start Dataset

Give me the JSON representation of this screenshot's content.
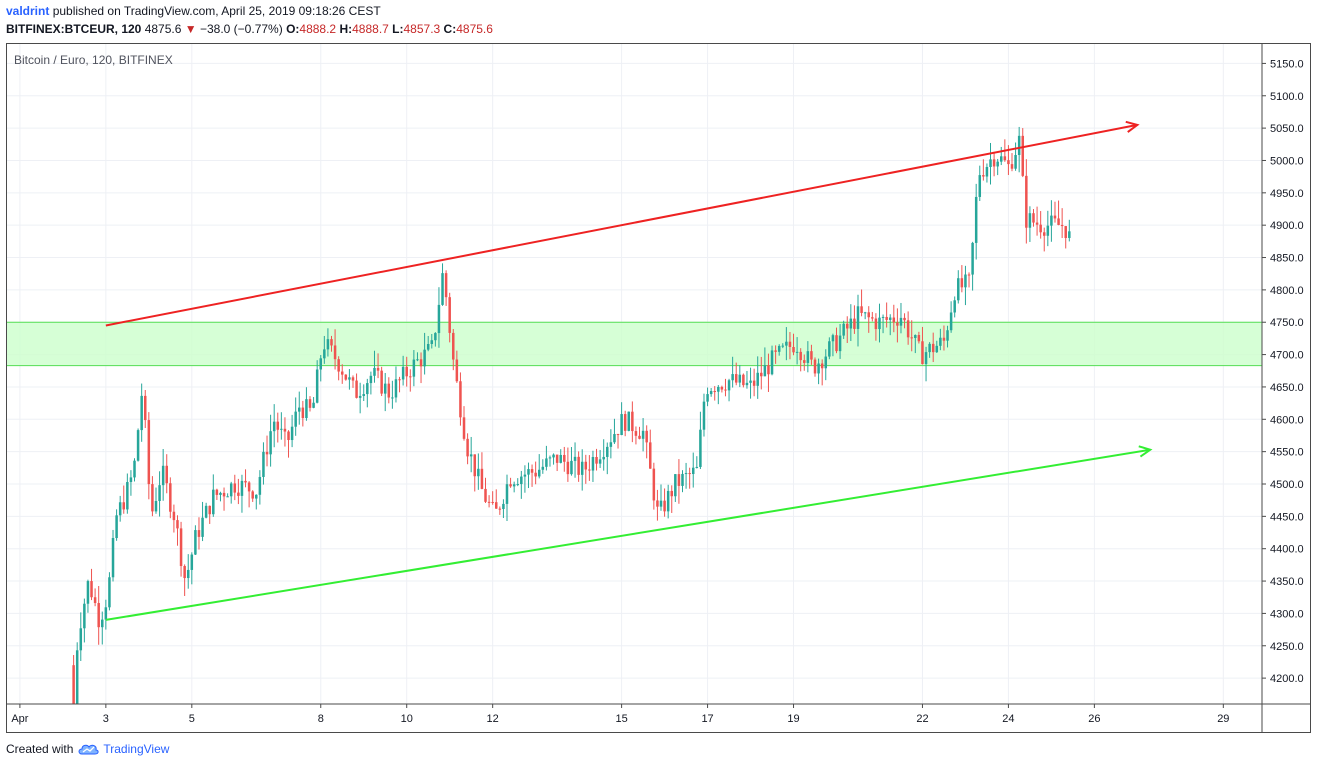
{
  "header": {
    "author": "valdrint",
    "published_text": "published on TradingView.com, April 25, 2019 09:18:26 CEST",
    "symbol": "BITFINEX:BTCEUR, 120",
    "last": "4875.6",
    "change_arrow": "▼",
    "change": "−38.0 (−0.77%)",
    "o_label": "O:",
    "o": "4888.2",
    "h_label": "H:",
    "h": "4888.7",
    "l_label": "L:",
    "l": "4857.3",
    "c_label": "C:",
    "c": "4875.6"
  },
  "footer": {
    "created_with": "Created with",
    "brand": "TradingView",
    "logo_icon": "tradingview-cloud-icon"
  },
  "colors": {
    "up": "#26a69a",
    "down": "#ef5350",
    "zone_fill": "#ccffcc",
    "zone_line": "#55dd55",
    "resistance": "#ee2222",
    "support": "#33ee33",
    "grid": "#eef0f5"
  },
  "chart_data": {
    "type": "candlestick",
    "title": "Bitcoin / Euro, 120, BITFINEX",
    "y_axis_side": "right",
    "ylim": [
      4160,
      5180
    ],
    "y_ticks": [
      "4200.0",
      "4250.0",
      "4300.0",
      "4350.0",
      "4400.0",
      "4450.0",
      "4500.0",
      "4550.0",
      "4600.0",
      "4650.0",
      "4700.0",
      "4750.0",
      "4800.0",
      "4850.0",
      "4900.0",
      "4950.0",
      "5000.0",
      "5050.0",
      "5100.0",
      "5150.0"
    ],
    "x_domain_days": [
      0.7,
      29.9
    ],
    "x_ticks": [
      {
        "day": 1,
        "label": "Apr"
      },
      {
        "day": 3,
        "label": "3"
      },
      {
        "day": 5,
        "label": "5"
      },
      {
        "day": 8,
        "label": "8"
      },
      {
        "day": 10,
        "label": "10"
      },
      {
        "day": 12,
        "label": "12"
      },
      {
        "day": 15,
        "label": "15"
      },
      {
        "day": 17,
        "label": "17"
      },
      {
        "day": 19,
        "label": "19"
      },
      {
        "day": 22,
        "label": "22"
      },
      {
        "day": 24,
        "label": "24"
      },
      {
        "day": 26,
        "label": "26"
      },
      {
        "day": 29,
        "label": "29"
      }
    ],
    "grid": true,
    "candle_interval_hours": 2,
    "horizontal_zone": {
      "from": 4683,
      "to": 4750
    },
    "trendlines": [
      {
        "name": "resistance",
        "from": {
          "day": 3.0,
          "price": 4745
        },
        "to": {
          "day": 27.0,
          "price": 5055
        },
        "arrow": true
      },
      {
        "name": "support",
        "from": {
          "day": 3.0,
          "price": 4290
        },
        "to": {
          "day": 27.3,
          "price": 4553
        },
        "arrow": true
      }
    ],
    "price_path": [
      {
        "day": 2.25,
        "price": 4160
      },
      {
        "day": 2.35,
        "price": 4270
      },
      {
        "day": 2.6,
        "price": 4350
      },
      {
        "day": 2.85,
        "price": 4290
      },
      {
        "day": 3.05,
        "price": 4330
      },
      {
        "day": 3.25,
        "price": 4450
      },
      {
        "day": 3.45,
        "price": 4480
      },
      {
        "day": 3.65,
        "price": 4520
      },
      {
        "day": 3.85,
        "price": 4650
      },
      {
        "day": 4.05,
        "price": 4450
      },
      {
        "day": 4.3,
        "price": 4520
      },
      {
        "day": 4.6,
        "price": 4450
      },
      {
        "day": 4.85,
        "price": 4350
      },
      {
        "day": 5.1,
        "price": 4420
      },
      {
        "day": 5.5,
        "price": 4480
      },
      {
        "day": 6.0,
        "price": 4500
      },
      {
        "day": 6.5,
        "price": 4490
      },
      {
        "day": 6.9,
        "price": 4600
      },
      {
        "day": 7.2,
        "price": 4560
      },
      {
        "day": 7.5,
        "price": 4620
      },
      {
        "day": 7.8,
        "price": 4610
      },
      {
        "day": 8.05,
        "price": 4720
      },
      {
        "day": 8.4,
        "price": 4690
      },
      {
        "day": 8.8,
        "price": 4640
      },
      {
        "day": 9.2,
        "price": 4670
      },
      {
        "day": 9.6,
        "price": 4640
      },
      {
        "day": 10.1,
        "price": 4680
      },
      {
        "day": 10.6,
        "price": 4710
      },
      {
        "day": 10.85,
        "price": 4830
      },
      {
        "day": 11.1,
        "price": 4680
      },
      {
        "day": 11.4,
        "price": 4560
      },
      {
        "day": 11.75,
        "price": 4490
      },
      {
        "day": 12.05,
        "price": 4450
      },
      {
        "day": 12.4,
        "price": 4510
      },
      {
        "day": 13.0,
        "price": 4520
      },
      {
        "day": 13.5,
        "price": 4540
      },
      {
        "day": 14.1,
        "price": 4520
      },
      {
        "day": 14.6,
        "price": 4560
      },
      {
        "day": 15.05,
        "price": 4600
      },
      {
        "day": 15.5,
        "price": 4580
      },
      {
        "day": 15.85,
        "price": 4450
      },
      {
        "day": 16.25,
        "price": 4500
      },
      {
        "day": 16.75,
        "price": 4520
      },
      {
        "day": 16.95,
        "price": 4650
      },
      {
        "day": 17.5,
        "price": 4660
      },
      {
        "day": 18.0,
        "price": 4650
      },
      {
        "day": 18.5,
        "price": 4690
      },
      {
        "day": 19.05,
        "price": 4720
      },
      {
        "day": 19.45,
        "price": 4680
      },
      {
        "day": 20.0,
        "price": 4720
      },
      {
        "day": 20.5,
        "price": 4760
      },
      {
        "day": 21.0,
        "price": 4750
      },
      {
        "day": 21.5,
        "price": 4760
      },
      {
        "day": 21.95,
        "price": 4700
      },
      {
        "day": 22.5,
        "price": 4720
      },
      {
        "day": 22.75,
        "price": 4800
      },
      {
        "day": 23.1,
        "price": 4810
      },
      {
        "day": 23.3,
        "price": 4980
      },
      {
        "day": 23.7,
        "price": 5010
      },
      {
        "day": 24.0,
        "price": 4990
      },
      {
        "day": 24.25,
        "price": 5030
      },
      {
        "day": 24.4,
        "price": 4910
      },
      {
        "day": 24.8,
        "price": 4900
      },
      {
        "day": 25.3,
        "price": 4900
      },
      {
        "day": 25.45,
        "price": 4876
      }
    ]
  }
}
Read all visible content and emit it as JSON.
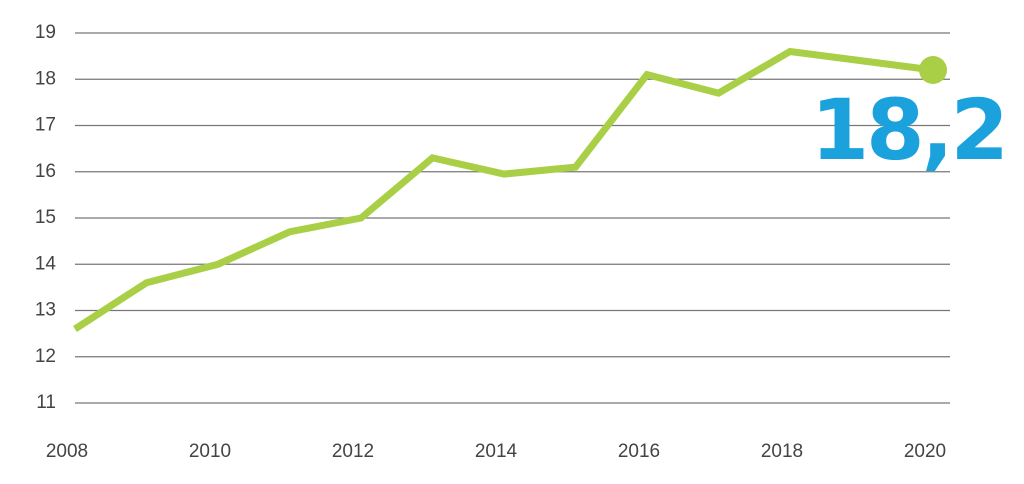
{
  "chart_data": {
    "type": "line",
    "x": [
      2008,
      2009,
      2010,
      2011,
      2012,
      2013,
      2014,
      2015,
      2016,
      2017,
      2018,
      2019,
      2020
    ],
    "values": [
      12.6,
      13.6,
      14.0,
      14.7,
      15.0,
      16.3,
      15.95,
      16.1,
      18.1,
      17.7,
      18.6,
      18.4,
      18.2
    ],
    "value_labels": [
      null,
      null,
      null,
      null,
      null,
      null,
      null,
      null,
      null,
      null,
      null,
      null,
      "18,2"
    ],
    "color": "#a9cf46",
    "label_color": "#1ba2dd",
    "xlim": [
      2008,
      2020
    ],
    "xticks": [
      2008,
      2010,
      2012,
      2014,
      2016,
      2018,
      2020
    ],
    "ylim": [
      11,
      19
    ],
    "yticks": [
      11,
      12,
      13,
      14,
      15,
      16,
      17,
      18,
      19
    ],
    "grid": true
  }
}
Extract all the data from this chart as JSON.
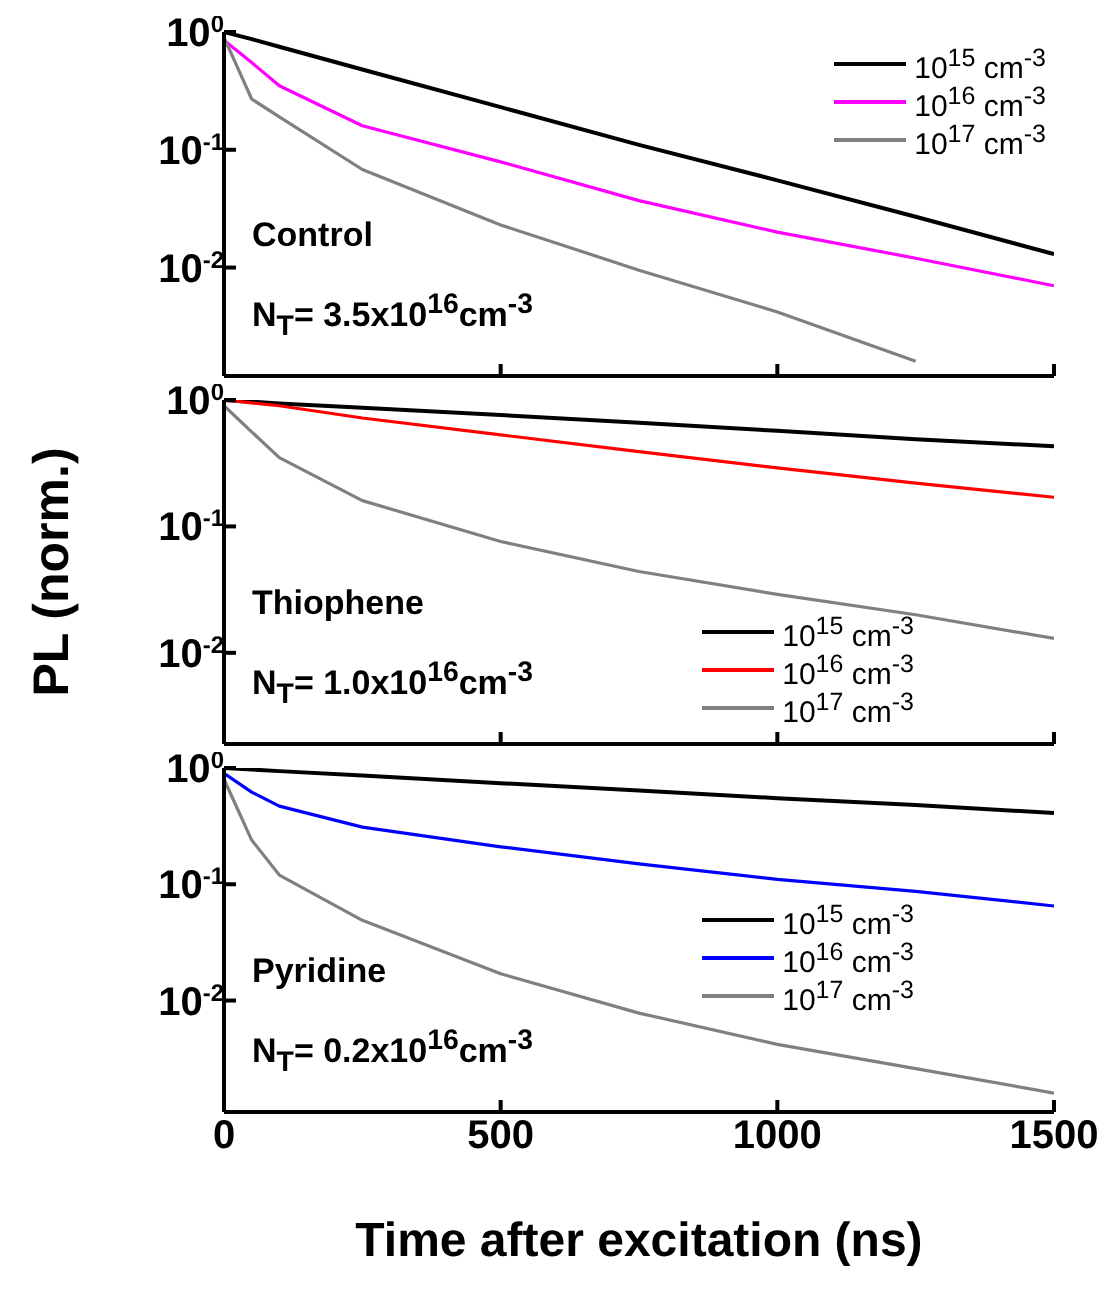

end Dataset

| The request |
Note every line above where the string "from" shows up, and copy those lines.

| Output for this exercise |
      "from": 4683,
        "from": {
        "from": {
Extract all the data from this chart as JSON.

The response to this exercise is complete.